> Instructions to follow
In the listing below, list every line that contains the string "arrow".

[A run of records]
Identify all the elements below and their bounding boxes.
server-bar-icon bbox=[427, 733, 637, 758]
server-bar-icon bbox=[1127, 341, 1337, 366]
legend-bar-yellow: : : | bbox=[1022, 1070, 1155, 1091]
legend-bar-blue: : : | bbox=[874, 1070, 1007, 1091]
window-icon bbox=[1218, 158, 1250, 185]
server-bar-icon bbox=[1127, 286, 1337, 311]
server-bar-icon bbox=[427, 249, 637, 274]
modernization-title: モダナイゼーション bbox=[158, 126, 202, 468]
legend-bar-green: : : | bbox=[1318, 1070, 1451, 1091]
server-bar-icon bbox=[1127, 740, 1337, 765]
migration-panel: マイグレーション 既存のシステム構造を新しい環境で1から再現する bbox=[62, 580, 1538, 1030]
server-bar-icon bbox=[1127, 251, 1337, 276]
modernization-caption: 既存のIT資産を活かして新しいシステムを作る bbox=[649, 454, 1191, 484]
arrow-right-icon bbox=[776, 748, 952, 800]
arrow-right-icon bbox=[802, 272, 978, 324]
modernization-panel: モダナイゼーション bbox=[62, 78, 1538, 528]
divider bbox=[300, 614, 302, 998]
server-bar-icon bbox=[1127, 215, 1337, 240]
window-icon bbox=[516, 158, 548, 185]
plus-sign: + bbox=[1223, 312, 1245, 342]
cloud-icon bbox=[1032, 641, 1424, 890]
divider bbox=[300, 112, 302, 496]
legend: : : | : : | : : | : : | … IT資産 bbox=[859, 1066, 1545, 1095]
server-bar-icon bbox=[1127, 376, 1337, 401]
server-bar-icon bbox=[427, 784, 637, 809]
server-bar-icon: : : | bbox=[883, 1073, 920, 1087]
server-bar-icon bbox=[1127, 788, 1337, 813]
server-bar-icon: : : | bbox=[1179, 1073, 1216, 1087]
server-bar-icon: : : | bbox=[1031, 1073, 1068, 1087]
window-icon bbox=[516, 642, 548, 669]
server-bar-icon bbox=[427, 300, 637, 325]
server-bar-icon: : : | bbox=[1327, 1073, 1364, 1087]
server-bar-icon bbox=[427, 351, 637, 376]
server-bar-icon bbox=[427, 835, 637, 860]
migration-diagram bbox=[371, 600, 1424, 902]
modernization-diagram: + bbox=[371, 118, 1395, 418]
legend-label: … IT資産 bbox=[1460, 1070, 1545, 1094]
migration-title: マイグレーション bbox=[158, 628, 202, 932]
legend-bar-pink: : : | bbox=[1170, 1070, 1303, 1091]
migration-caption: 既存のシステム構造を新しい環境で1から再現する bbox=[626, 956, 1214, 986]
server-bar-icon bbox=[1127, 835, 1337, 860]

> Complete output
arrow-right-icon bbox=[776, 748, 952, 800]
arrow-right-icon bbox=[802, 272, 978, 324]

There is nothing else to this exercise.